>> start DATA LISTING

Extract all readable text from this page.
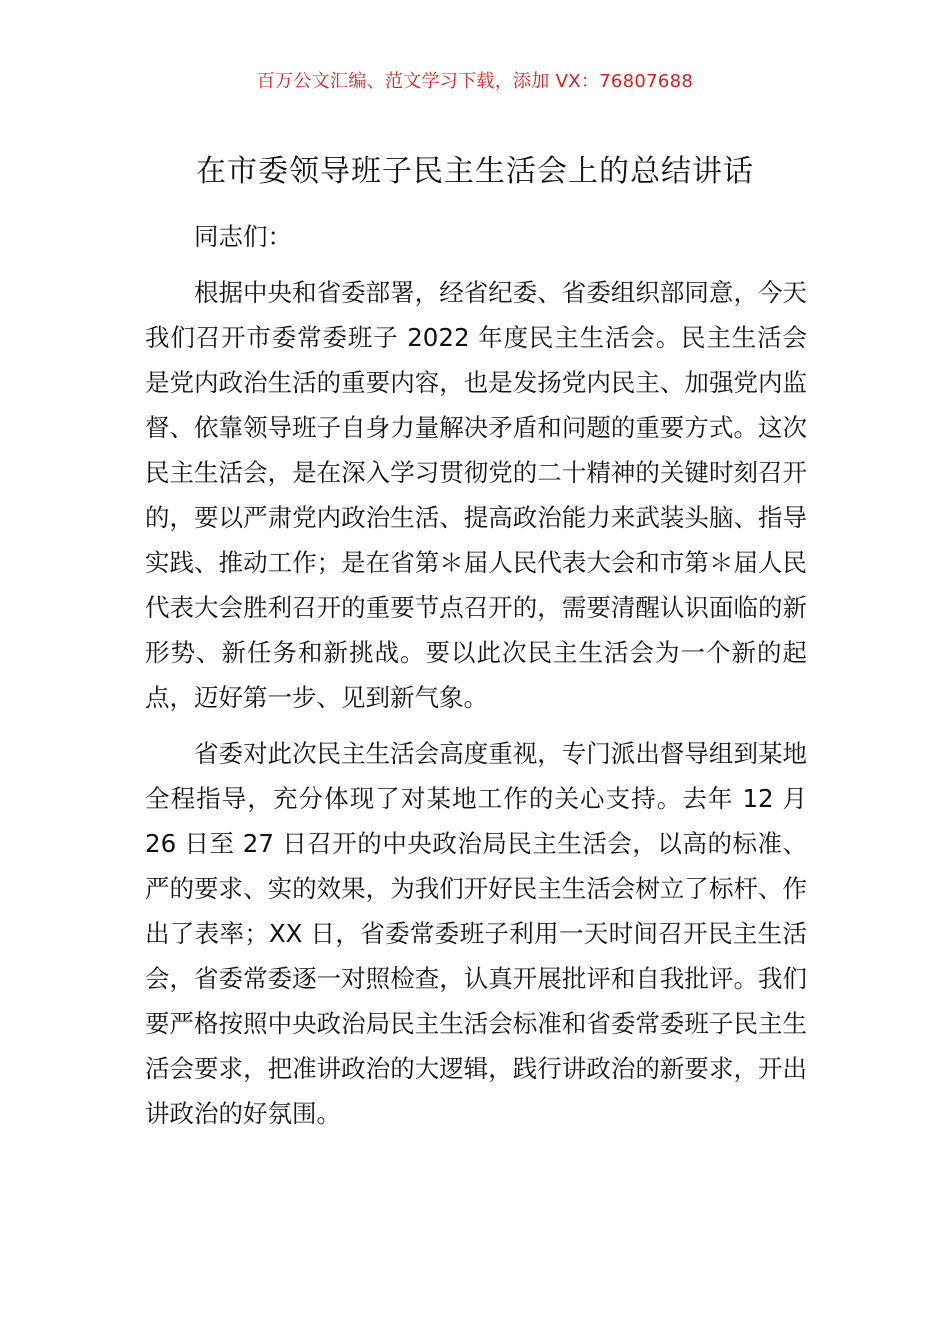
百万公文汇编、范文学习下载，添加 VX：76807688
在市委领导班子民主生活会上的总结讲话

同志们：

根据中央和省委部署，经省纪委、省委组织部同意，今天我们召开市委常委班子 2022 年度民主生活会。民主生活会是党内政治生活的重要内容，也是发扬党内民主、加强党内监督、依靠领导班子自身力量解决矛盾和问题的重要方式。这次民主生活会，是在深入学习贯彻党的二十精神的关键时刻召开的，要以严肃党内政治生活、提高政治能力来武装头脑、指导实践、推动工作；是在省第＊届人民代表大会和市第＊届人民代表大会胜利召开的重要节点召开的，需要清醒认识面临的新形势、新任务和新挑战。要以此次民主生活会为一个新的起点，迈好第一步、见到新气象。

省委对此次民主生活会高度重视，专门派出督导组到某地全程指导，充分体现了对某地工作的关心支持。去年 12 月 26 日至 27 日召开的中央政治局民主生活会，以高的标准、严的要求、实的效果，为我们开好民主生活会树立了标杆、作出了表率；XX 日，省委常委班子利用一天时间召开民主生活会，省委常委逐一对照检查，认真开展批评和自我批评。我们要严格按照中央政治局民主生活会标准和省委常委班子民主生活会要求，把准讲政治的大逻辑，践行讲政治的新要求，开出讲政治的好氛围。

>> end DATA LISTING

**STATED GOAL**
Extract the full listing above verbatim; pictures are to be left out of the copy.

**TASK OUTPUT**
Extract all readable text from this page.
百万公文汇编、范文学习下载，添加 VX：76807688
在市委领导班子民主生活会上的总结讲话

同志们：

根据中央和省委部署，经省纪委、省委组织部同意，今天我们召开市委常委班子 2022 年度民主生活会。民主生活会是党内政治生活的重要内容，也是发扬党内民主、加强党内监督、依靠领导班子自身力量解决矛盾和问题的重要方式。这次民主生活会，是在深入学习贯彻党的二十精神的关键时刻召开的，要以严肃党内政治生活、提高政治能力来武装头脑、指导实践、推动工作；是在省第＊届人民代表大会和市第＊届人民代表大会胜利召开的重要节点召开的，需要清醒认识面临的新形势、新任务和新挑战。要以此次民主生活会为一个新的起点，迈好第一步、见到新气象。

省委对此次民主生活会高度重视，专门派出督导组到某地全程指导，充分体现了对某地工作的关心支持。去年 12 月 26 日至 27 日召开的中央政治局民主生活会，以高的标准、严的要求、实的效果，为我们开好民主生活会树立了标杆、作出了表率；XX 日，省委常委班子利用一天时间召开民主生活会，省委常委逐一对照检查，认真开展批评和自我批评。我们要严格按照中央政治局民主生活会标准和省委常委班子民主生活会要求，把准讲政治的大逻辑，践行讲政治的新要求，开出讲政治的好氛围。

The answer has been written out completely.